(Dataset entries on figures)

□ □ □

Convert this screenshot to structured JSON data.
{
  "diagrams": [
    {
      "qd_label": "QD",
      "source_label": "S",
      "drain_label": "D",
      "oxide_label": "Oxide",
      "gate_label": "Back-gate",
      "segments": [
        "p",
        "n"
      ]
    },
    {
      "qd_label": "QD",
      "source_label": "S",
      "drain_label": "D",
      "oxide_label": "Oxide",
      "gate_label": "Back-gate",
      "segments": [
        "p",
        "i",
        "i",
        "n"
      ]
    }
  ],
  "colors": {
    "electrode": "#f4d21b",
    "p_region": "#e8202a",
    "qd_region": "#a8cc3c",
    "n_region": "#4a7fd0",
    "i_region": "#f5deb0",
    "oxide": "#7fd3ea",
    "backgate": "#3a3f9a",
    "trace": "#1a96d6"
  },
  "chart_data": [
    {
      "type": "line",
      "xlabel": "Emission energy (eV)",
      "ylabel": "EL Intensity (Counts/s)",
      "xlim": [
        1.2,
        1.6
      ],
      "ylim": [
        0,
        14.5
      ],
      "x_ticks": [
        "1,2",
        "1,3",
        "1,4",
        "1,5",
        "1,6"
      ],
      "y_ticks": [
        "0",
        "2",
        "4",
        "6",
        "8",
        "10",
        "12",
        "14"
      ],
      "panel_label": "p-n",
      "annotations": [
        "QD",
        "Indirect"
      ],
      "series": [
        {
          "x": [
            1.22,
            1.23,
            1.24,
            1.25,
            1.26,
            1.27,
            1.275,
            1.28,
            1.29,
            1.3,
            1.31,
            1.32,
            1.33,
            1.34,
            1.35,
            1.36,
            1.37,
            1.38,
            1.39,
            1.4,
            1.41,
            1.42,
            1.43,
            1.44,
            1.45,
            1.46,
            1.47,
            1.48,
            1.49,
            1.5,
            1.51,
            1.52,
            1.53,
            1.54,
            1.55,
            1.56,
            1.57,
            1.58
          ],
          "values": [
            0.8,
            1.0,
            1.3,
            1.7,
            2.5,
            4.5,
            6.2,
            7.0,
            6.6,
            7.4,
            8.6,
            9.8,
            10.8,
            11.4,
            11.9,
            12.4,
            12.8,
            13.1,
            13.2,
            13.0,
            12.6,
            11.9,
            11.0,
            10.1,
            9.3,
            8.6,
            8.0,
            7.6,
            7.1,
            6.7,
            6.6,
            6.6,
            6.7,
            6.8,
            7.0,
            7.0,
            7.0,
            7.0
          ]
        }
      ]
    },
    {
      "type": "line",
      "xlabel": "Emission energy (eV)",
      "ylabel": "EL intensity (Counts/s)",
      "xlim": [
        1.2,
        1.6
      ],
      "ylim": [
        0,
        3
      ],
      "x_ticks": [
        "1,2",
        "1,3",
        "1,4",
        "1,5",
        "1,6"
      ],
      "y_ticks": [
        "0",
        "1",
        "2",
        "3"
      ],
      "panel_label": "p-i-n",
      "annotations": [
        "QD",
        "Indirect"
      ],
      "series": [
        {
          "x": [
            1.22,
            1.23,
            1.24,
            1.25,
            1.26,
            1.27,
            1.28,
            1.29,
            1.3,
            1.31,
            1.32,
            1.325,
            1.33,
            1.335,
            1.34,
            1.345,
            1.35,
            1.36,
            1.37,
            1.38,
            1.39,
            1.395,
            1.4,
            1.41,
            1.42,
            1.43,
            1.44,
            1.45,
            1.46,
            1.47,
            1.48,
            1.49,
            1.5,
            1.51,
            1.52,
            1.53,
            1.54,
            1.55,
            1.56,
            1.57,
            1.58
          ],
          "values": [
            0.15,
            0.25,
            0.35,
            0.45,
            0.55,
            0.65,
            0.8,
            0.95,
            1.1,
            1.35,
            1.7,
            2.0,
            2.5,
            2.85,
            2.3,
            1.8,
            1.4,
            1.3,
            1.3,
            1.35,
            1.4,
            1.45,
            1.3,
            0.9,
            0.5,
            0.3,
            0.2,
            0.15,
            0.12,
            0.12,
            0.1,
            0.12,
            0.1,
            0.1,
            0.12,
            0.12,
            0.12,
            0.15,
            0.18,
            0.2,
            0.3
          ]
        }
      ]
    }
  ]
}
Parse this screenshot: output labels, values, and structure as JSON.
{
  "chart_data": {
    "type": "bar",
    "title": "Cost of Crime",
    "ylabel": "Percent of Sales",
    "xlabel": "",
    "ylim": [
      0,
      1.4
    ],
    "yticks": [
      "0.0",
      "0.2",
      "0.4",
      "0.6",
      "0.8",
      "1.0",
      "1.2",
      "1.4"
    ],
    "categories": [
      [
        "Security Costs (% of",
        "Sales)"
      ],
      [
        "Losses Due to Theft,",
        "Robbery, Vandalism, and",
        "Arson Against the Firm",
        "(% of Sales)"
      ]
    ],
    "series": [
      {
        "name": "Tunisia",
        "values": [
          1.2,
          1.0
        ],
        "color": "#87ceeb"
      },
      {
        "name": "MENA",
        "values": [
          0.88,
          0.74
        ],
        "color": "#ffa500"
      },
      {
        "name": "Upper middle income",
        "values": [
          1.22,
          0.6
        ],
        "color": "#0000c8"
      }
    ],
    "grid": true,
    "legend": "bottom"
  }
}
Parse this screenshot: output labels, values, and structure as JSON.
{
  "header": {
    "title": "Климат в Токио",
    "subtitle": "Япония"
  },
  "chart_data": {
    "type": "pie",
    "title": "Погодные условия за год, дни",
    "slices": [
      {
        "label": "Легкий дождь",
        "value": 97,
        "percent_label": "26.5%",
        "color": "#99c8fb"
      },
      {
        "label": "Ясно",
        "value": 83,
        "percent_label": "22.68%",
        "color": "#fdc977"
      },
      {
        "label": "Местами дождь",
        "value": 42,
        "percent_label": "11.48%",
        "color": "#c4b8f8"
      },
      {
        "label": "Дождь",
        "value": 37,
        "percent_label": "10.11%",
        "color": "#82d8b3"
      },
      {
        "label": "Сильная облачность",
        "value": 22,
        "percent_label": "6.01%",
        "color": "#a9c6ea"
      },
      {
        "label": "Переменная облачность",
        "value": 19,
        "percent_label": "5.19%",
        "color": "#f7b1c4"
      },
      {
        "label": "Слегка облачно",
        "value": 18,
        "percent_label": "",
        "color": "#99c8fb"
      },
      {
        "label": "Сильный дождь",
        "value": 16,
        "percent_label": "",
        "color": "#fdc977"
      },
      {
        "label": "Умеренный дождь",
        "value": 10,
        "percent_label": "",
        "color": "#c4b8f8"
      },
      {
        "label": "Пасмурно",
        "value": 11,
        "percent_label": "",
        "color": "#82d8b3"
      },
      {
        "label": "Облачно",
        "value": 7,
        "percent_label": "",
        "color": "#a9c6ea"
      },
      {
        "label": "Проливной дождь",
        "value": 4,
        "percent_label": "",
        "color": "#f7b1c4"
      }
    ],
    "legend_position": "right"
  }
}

□ □ □

# WRITTEN REQUEST
Write out every line of the material again, exactly as it reads.

# THE COMPLETED TASK
Convert this screenshot to structured JSON data.
{
  "diagrams": [
    {
      "qd_label": "QD",
      "source_label": "S",
      "drain_label": "D",
      "oxide_label": "Oxide",
      "gate_label": "Back-gate",
      "segments": [
        "p",
        "n"
      ]
    },
    {
      "qd_label": "QD",
      "source_label": "S",
      "drain_label": "D",
      "oxide_label": "Oxide",
      "gate_label": "Back-gate",
      "segments": [
        "p",
        "i",
        "i",
        "n"
      ]
    }
  ],
  "colors": {
    "electrode": "#f4d21b",
    "p_region": "#e8202a",
    "qd_region": "#a8cc3c",
    "n_region": "#4a7fd0",
    "i_region": "#f5deb0",
    "oxide": "#7fd3ea",
    "backgate": "#3a3f9a",
    "trace": "#1a96d6"
  },
  "chart_data": [
    {
      "type": "line",
      "xlabel": "Emission energy (eV)",
      "ylabel": "EL Intensity (Counts/s)",
      "xlim": [
        1.2,
        1.6
      ],
      "ylim": [
        0,
        14.5
      ],
      "x_ticks": [
        "1,2",
        "1,3",
        "1,4",
        "1,5",
        "1,6"
      ],
      "y_ticks": [
        "0",
        "2",
        "4",
        "6",
        "8",
        "10",
        "12",
        "14"
      ],
      "panel_label": "p-n",
      "annotations": [
        "QD",
        "Indirect"
      ],
      "series": [
        {
          "x": [
            1.22,
            1.23,
            1.24,
            1.25,
            1.26,
            1.27,
            1.275,
            1.28,
            1.29,
            1.3,
            1.31,
            1.32,
            1.33,
            1.34,
            1.35,
            1.36,
            1.37,
            1.38,
            1.39,
            1.4,
            1.41,
            1.42,
            1.43,
            1.44,
            1.45,
            1.46,
            1.47,
            1.48,
            1.49,
            1.5,
            1.51,
            1.52,
            1.53,
            1.54,
            1.55,
            1.56,
            1.57,
            1.58
          ],
          "values": [
            0.8,
            1.0,
            1.3,
            1.7,
            2.5,
            4.5,
            6.2,
            7.0,
            6.6,
            7.4,
            8.6,
            9.8,
            10.8,
            11.4,
            11.9,
            12.4,
            12.8,
            13.1,
            13.2,
            13.0,
            12.6,
            11.9,
            11.0,
            10.1,
            9.3,
            8.6,
            8.0,
            7.6,
            7.1,
            6.7,
            6.6,
            6.6,
            6.7,
            6.8,
            7.0,
            7.0,
            7.0,
            7.0
          ]
        }
      ]
    },
    {
      "type": "line",
      "xlabel": "Emission energy (eV)",
      "ylabel": "EL intensity (Counts/s)",
      "xlim": [
        1.2,
        1.6
      ],
      "ylim": [
        0,
        3
      ],
      "x_ticks": [
        "1,2",
        "1,3",
        "1,4",
        "1,5",
        "1,6"
      ],
      "y_ticks": [
        "0",
        "1",
        "2",
        "3"
      ],
      "panel_label": "p-i-n",
      "annotations": [
        "QD",
        "Indirect"
      ],
      "series": [
        {
          "x": [
            1.22,
            1.23,
            1.24,
            1.25,
            1.26,
            1.27,
            1.28,
            1.29,
            1.3,
            1.31,
            1.32,
            1.325,
            1.33,
            1.335,
            1.34,
            1.345,
            1.35,
            1.36,
            1.37,
            1.38,
            1.39,
            1.395,
            1.4,
            1.41,
            1.42,
            1.43,
            1.44,
            1.45,
            1.46,
            1.47,
            1.48,
            1.49,
            1.5,
            1.51,
            1.52,
            1.53,
            1.54,
            1.55,
            1.56,
            1.57,
            1.58
          ],
          "values": [
            0.15,
            0.25,
            0.35,
            0.45,
            0.55,
            0.65,
            0.8,
            0.95,
            1.1,
            1.35,
            1.7,
            2.0,
            2.5,
            2.85,
            2.3,
            1.8,
            1.4,
            1.3,
            1.3,
            1.35,
            1.4,
            1.45,
            1.3,
            0.9,
            0.5,
            0.3,
            0.2,
            0.15,
            0.12,
            0.12,
            0.1,
            0.12,
            0.1,
            0.1,
            0.12,
            0.12,
            0.12,
            0.15,
            0.18,
            0.2,
            0.3
          ]
        }
      ]
    }
  ]
}
Parse this screenshot: output labels, values, and structure as JSON.
{
  "chart_data": {
    "type": "bar",
    "title": "Cost of Crime",
    "ylabel": "Percent of Sales",
    "xlabel": "",
    "ylim": [
      0,
      1.4
    ],
    "yticks": [
      "0.0",
      "0.2",
      "0.4",
      "0.6",
      "0.8",
      "1.0",
      "1.2",
      "1.4"
    ],
    "categories": [
      [
        "Security Costs (% of",
        "Sales)"
      ],
      [
        "Losses Due to Theft,",
        "Robbery, Vandalism, and",
        "Arson Against the Firm",
        "(% of Sales)"
      ]
    ],
    "series": [
      {
        "name": "Tunisia",
        "values": [
          1.2,
          1.0
        ],
        "color": "#87ceeb"
      },
      {
        "name": "MENA",
        "values": [
          0.88,
          0.74
        ],
        "color": "#ffa500"
      },
      {
        "name": "Upper middle income",
        "values": [
          1.22,
          0.6
        ],
        "color": "#0000c8"
      }
    ],
    "grid": true,
    "legend": "bottom"
  }
}
Parse this screenshot: output labels, values, and structure as JSON.
{
  "header": {
    "title": "Климат в Токио",
    "subtitle": "Япония"
  },
  "chart_data": {
    "type": "pie",
    "title": "Погодные условия за год, дни",
    "slices": [
      {
        "label": "Легкий дождь",
        "value": 97,
        "percent_label": "26.5%",
        "color": "#99c8fb"
      },
      {
        "label": "Ясно",
        "value": 83,
        "percent_label": "22.68%",
        "color": "#fdc977"
      },
      {
        "label": "Местами дождь",
        "value": 42,
        "percent_label": "11.48%",
        "color": "#c4b8f8"
      },
      {
        "label": "Дождь",
        "value": 37,
        "percent_label": "10.11%",
        "color": "#82d8b3"
      },
      {
        "label": "Сильная облачность",
        "value": 22,
        "percent_label": "6.01%",
        "color": "#a9c6ea"
      },
      {
        "label": "Переменная облачность",
        "value": 19,
        "percent_label": "5.19%",
        "color": "#f7b1c4"
      },
      {
        "label": "Слегка облачно",
        "value": 18,
        "percent_label": "",
        "color": "#99c8fb"
      },
      {
        "label": "Сильный дождь",
        "value": 16,
        "percent_label": "",
        "color": "#fdc977"
      },
      {
        "label": "Умеренный дождь",
        "value": 10,
        "percent_label": "",
        "color": "#c4b8f8"
      },
      {
        "label": "Пасмурно",
        "value": 11,
        "percent_label": "",
        "color": "#82d8b3"
      },
      {
        "label": "Облачно",
        "value": 7,
        "percent_label": "",
        "color": "#a9c6ea"
      },
      {
        "label": "Проливной дождь",
        "value": 4,
        "percent_label": "",
        "color": "#f7b1c4"
      }
    ],
    "legend_position": "right"
  }
}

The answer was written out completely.